Items from a figure collection:
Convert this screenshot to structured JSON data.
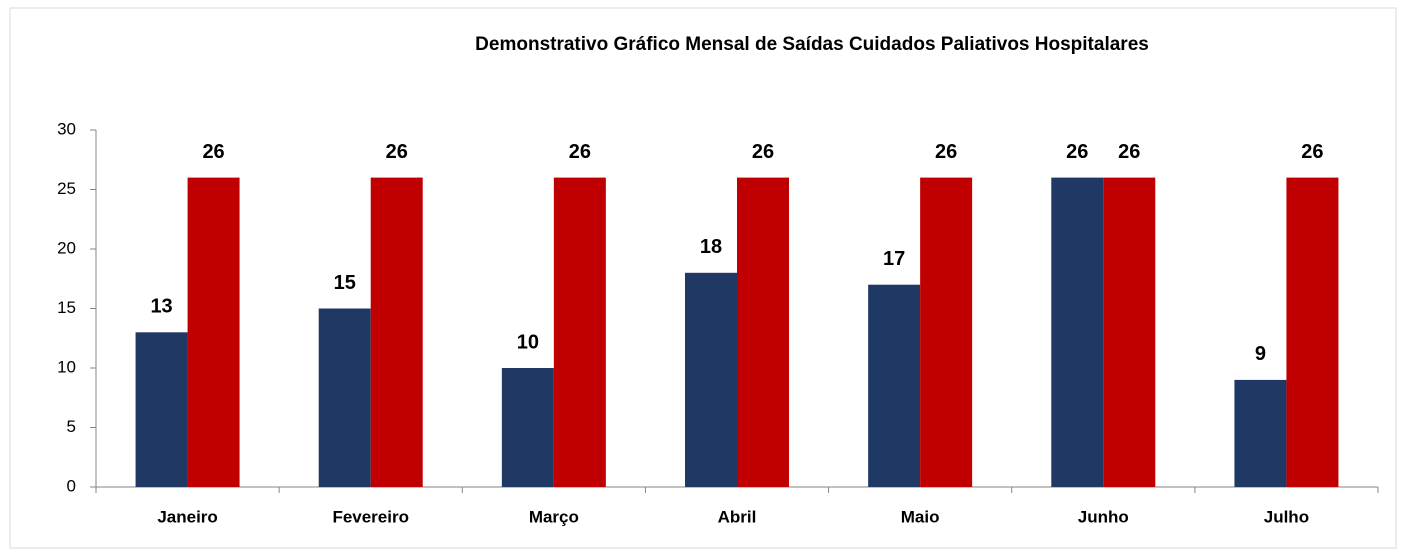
{
  "chart_data": {
    "type": "bar",
    "title": "Demonstrativo Gráfico Mensal de Saídas Cuidados Paliativos Hospitalares",
    "categories": [
      "Janeiro",
      "Fevereiro",
      "Março",
      "Abril",
      "Maio",
      "Junho",
      "Julho"
    ],
    "series": [
      {
        "color": "#1f3864",
        "values": [
          13,
          15,
          10,
          18,
          17,
          26,
          9
        ]
      },
      {
        "color": "#c00000",
        "values": [
          26,
          26,
          26,
          26,
          26,
          26,
          26
        ]
      }
    ],
    "ylim": [
      0,
      30
    ],
    "yticks": [
      0,
      5,
      10,
      15,
      20,
      25,
      30
    ],
    "grid": false
  }
}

**TASK**
Repeat the data in full and exactly. Omit pictures.

**EXERCISE RESPONSE**
Convert this screenshot to structured JSON data.
{
  "chart_data": {
    "type": "bar",
    "title": "Demonstrativo Gráfico Mensal de Saídas Cuidados Paliativos Hospitalares",
    "categories": [
      "Janeiro",
      "Fevereiro",
      "Março",
      "Abril",
      "Maio",
      "Junho",
      "Julho"
    ],
    "series": [
      {
        "color": "#1f3864",
        "values": [
          13,
          15,
          10,
          18,
          17,
          26,
          9
        ]
      },
      {
        "color": "#c00000",
        "values": [
          26,
          26,
          26,
          26,
          26,
          26,
          26
        ]
      }
    ],
    "ylim": [
      0,
      30
    ],
    "yticks": [
      0,
      5,
      10,
      15,
      20,
      25,
      30
    ],
    "grid": false
  }
}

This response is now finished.